#### Direction
Send each entry back exactly as given, pictures excluded.

#### Entries supplied

....

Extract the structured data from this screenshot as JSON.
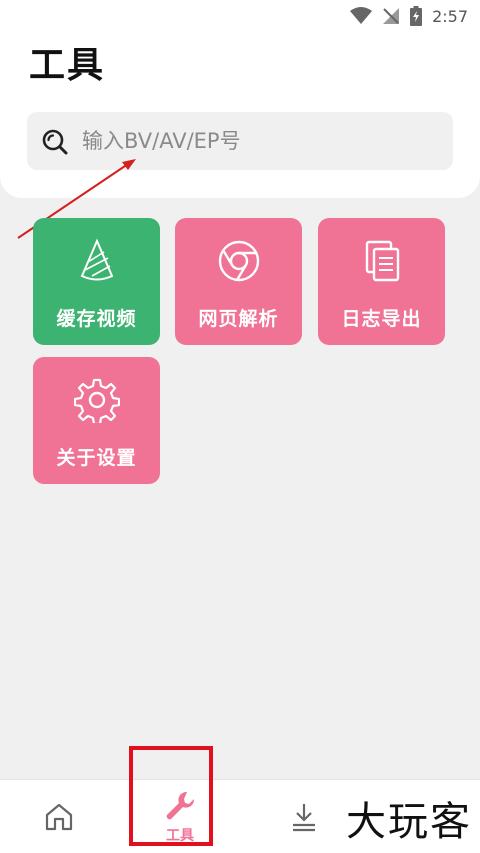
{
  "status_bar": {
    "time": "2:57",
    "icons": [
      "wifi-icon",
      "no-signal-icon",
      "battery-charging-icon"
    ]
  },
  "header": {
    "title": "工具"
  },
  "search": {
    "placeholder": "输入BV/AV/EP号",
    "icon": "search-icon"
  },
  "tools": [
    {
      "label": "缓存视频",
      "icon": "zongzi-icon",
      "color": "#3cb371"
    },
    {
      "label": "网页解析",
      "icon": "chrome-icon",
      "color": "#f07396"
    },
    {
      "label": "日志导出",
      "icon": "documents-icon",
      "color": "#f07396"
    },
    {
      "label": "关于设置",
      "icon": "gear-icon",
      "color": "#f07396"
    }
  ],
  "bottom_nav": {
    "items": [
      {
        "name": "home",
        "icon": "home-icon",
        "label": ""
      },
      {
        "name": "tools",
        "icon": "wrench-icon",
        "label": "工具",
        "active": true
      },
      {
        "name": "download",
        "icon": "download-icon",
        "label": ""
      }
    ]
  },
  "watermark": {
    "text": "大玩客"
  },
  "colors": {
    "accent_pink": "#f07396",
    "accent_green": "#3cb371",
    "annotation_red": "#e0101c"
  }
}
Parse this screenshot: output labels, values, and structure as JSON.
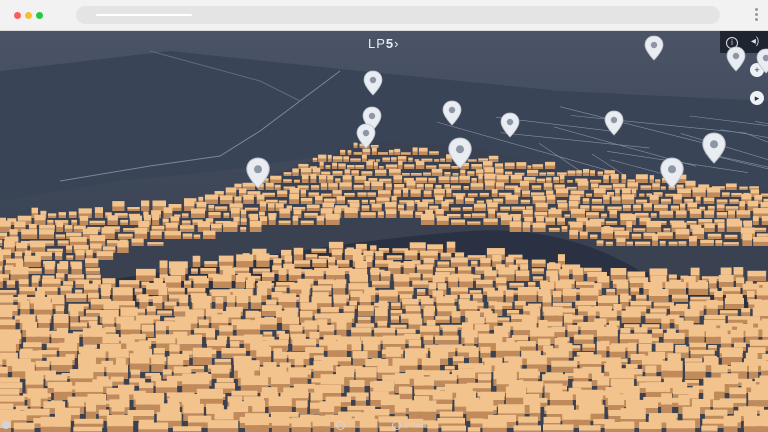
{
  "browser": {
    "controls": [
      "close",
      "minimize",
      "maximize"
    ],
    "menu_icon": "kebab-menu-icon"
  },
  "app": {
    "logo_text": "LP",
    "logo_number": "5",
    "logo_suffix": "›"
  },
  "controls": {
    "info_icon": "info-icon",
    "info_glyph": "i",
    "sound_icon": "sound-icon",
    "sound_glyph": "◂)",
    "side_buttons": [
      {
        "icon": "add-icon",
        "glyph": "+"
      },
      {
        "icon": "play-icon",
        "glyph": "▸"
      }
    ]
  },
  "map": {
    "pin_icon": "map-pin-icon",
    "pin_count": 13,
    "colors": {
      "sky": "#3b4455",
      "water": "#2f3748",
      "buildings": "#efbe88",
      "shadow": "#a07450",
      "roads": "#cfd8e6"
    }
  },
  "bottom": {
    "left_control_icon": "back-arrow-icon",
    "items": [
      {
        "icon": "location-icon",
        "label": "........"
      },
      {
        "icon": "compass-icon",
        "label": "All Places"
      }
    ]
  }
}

....

#### Output below
Extract the structured data from this screenshot as JSON.
{
  "status_bar": {
    "time": "2:57",
    "icons": [
      "wifi-icon",
      "no-signal-icon",
      "battery-charging-icon"
    ]
  },
  "header": {
    "title": "工具"
  },
  "search": {
    "placeholder": "输入BV/AV/EP号",
    "icon": "search-icon"
  },
  "tools": [
    {
      "label": "缓存视频",
      "icon": "zongzi-icon",
      "color": "#3cb371"
    },
    {
      "label": "网页解析",
      "icon": "chrome-icon",
      "color": "#f07396"
    },
    {
      "label": "日志导出",
      "icon": "documents-icon",
      "color": "#f07396"
    },
    {
      "label": "关于设置",
      "icon": "gear-icon",
      "color": "#f07396"
    }
  ],
  "bottom_nav": {
    "items": [
      {
        "name": "home",
        "icon": "home-icon",
        "label": ""
      },
      {
        "name": "tools",
        "icon": "wrench-icon",
        "label": "工具",
        "active": true
      },
      {
        "name": "download",
        "icon": "download-icon",
        "label": ""
      }
    ]
  },
  "watermark": {
    "text": "大玩客"
  },
  "colors": {
    "accent_pink": "#f07396",
    "accent_green": "#3cb371",
    "annotation_red": "#e0101c"
  }
}
Parse this screenshot: output labels, values, and structure as JSON.
{
  "browser": {
    "controls": [
      "close",
      "minimize",
      "maximize"
    ],
    "menu_icon": "kebab-menu-icon"
  },
  "app": {
    "logo_text": "LP",
    "logo_number": "5",
    "logo_suffix": "›"
  },
  "controls": {
    "info_icon": "info-icon",
    "info_glyph": "i",
    "sound_icon": "sound-icon",
    "sound_glyph": "◂)",
    "side_buttons": [
      {
        "icon": "add-icon",
        "glyph": "+"
      },
      {
        "icon": "play-icon",
        "glyph": "▸"
      }
    ]
  },
  "map": {
    "pin_icon": "map-pin-icon",
    "pin_count": 13,
    "colors": {
      "sky": "#3b4455",
      "water": "#2f3748",
      "buildings": "#efbe88",
      "shadow": "#a07450",
      "roads": "#cfd8e6"
    }
  },
  "bottom": {
    "left_control_icon": "back-arrow-icon",
    "items": [
      {
        "icon": "location-icon",
        "label": "........"
      },
      {
        "icon": "compass-icon",
        "label": "All Places"
      }
    ]
  }
}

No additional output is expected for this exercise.